GIVEN REQUEST:
Every line of the records must be repeated exactly; pictures stay out.

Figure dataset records

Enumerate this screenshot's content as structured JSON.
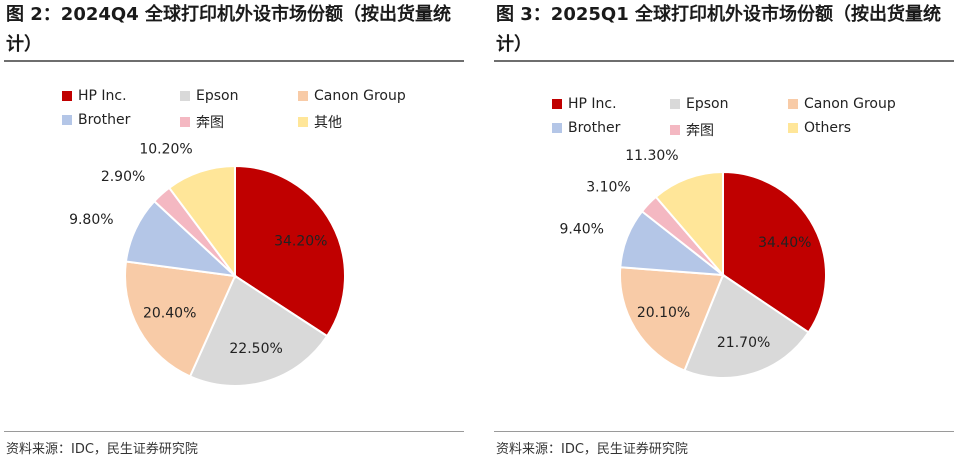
{
  "panels": [
    {
      "title": "图 2：2024Q4 全球打印机外设市场份额（按出货量统计）",
      "source": "资料来源：IDC，民生证券研究院"
    },
    {
      "title": "图 3：2025Q1 全球打印机外设市场份额（按出货量统计）",
      "source": "资料来源：IDC，民生证券研究院"
    }
  ],
  "chart_data": [
    {
      "type": "pie",
      "title": "",
      "legend_placement": "top",
      "categories": [
        "HP Inc.",
        "Epson",
        "Canon Group",
        "Brother",
        "奔图",
        "其他"
      ],
      "values": [
        34.2,
        22.5,
        20.4,
        9.8,
        2.9,
        10.2
      ],
      "data_labels": [
        "34.20%",
        "22.50%",
        "20.40%",
        "9.80%",
        "2.90%",
        "10.20%"
      ],
      "colors": [
        "#c00000",
        "#d9d9d9",
        "#f8cba7",
        "#b4c6e7",
        "#f4b8c2",
        "#ffe699"
      ]
    },
    {
      "type": "pie",
      "title": "",
      "legend_placement": "top",
      "categories": [
        "HP Inc.",
        "Epson",
        "Canon Group",
        "Brother",
        "奔图",
        "Others"
      ],
      "values": [
        34.4,
        21.7,
        20.1,
        9.4,
        3.1,
        11.3
      ],
      "data_labels": [
        "34.40%",
        "21.70%",
        "20.10%",
        "9.40%",
        "3.10%",
        "11.30%"
      ],
      "colors": [
        "#c00000",
        "#d9d9d9",
        "#f8cba7",
        "#b4c6e7",
        "#f4b8c2",
        "#ffe699"
      ]
    }
  ]
}
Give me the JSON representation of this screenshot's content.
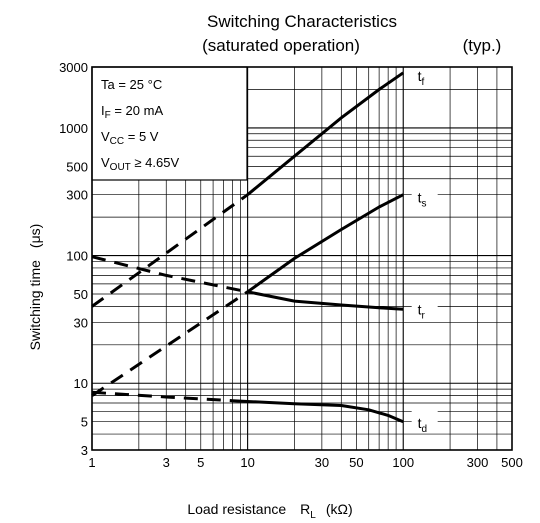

TASK OUTPUT:
Enumerate this screenshot's content as structured JSON.
{
  "panels": [
    {
      "title": "图 2：2024Q4 全球打印机外设市场份额（按出货量统计）",
      "source": "资料来源：IDC，民生证券研究院"
    },
    {
      "title": "图 3：2025Q1 全球打印机外设市场份额（按出货量统计）",
      "source": "资料来源：IDC，民生证券研究院"
    }
  ],
  "chart_data": [
    {
      "type": "pie",
      "title": "",
      "legend_placement": "top",
      "categories": [
        "HP Inc.",
        "Epson",
        "Canon Group",
        "Brother",
        "奔图",
        "其他"
      ],
      "values": [
        34.2,
        22.5,
        20.4,
        9.8,
        2.9,
        10.2
      ],
      "data_labels": [
        "34.20%",
        "22.50%",
        "20.40%",
        "9.80%",
        "2.90%",
        "10.20%"
      ],
      "colors": [
        "#c00000",
        "#d9d9d9",
        "#f8cba7",
        "#b4c6e7",
        "#f4b8c2",
        "#ffe699"
      ]
    },
    {
      "type": "pie",
      "title": "",
      "legend_placement": "top",
      "categories": [
        "HP Inc.",
        "Epson",
        "Canon Group",
        "Brother",
        "奔图",
        "Others"
      ],
      "values": [
        34.4,
        21.7,
        20.1,
        9.4,
        3.1,
        11.3
      ],
      "data_labels": [
        "34.40%",
        "21.70%",
        "20.10%",
        "9.40%",
        "3.10%",
        "11.30%"
      ],
      "colors": [
        "#c00000",
        "#d9d9d9",
        "#f8cba7",
        "#b4c6e7",
        "#f4b8c2",
        "#ffe699"
      ]
    }
  ]
}
Give me the JSON representation of this screenshot's content.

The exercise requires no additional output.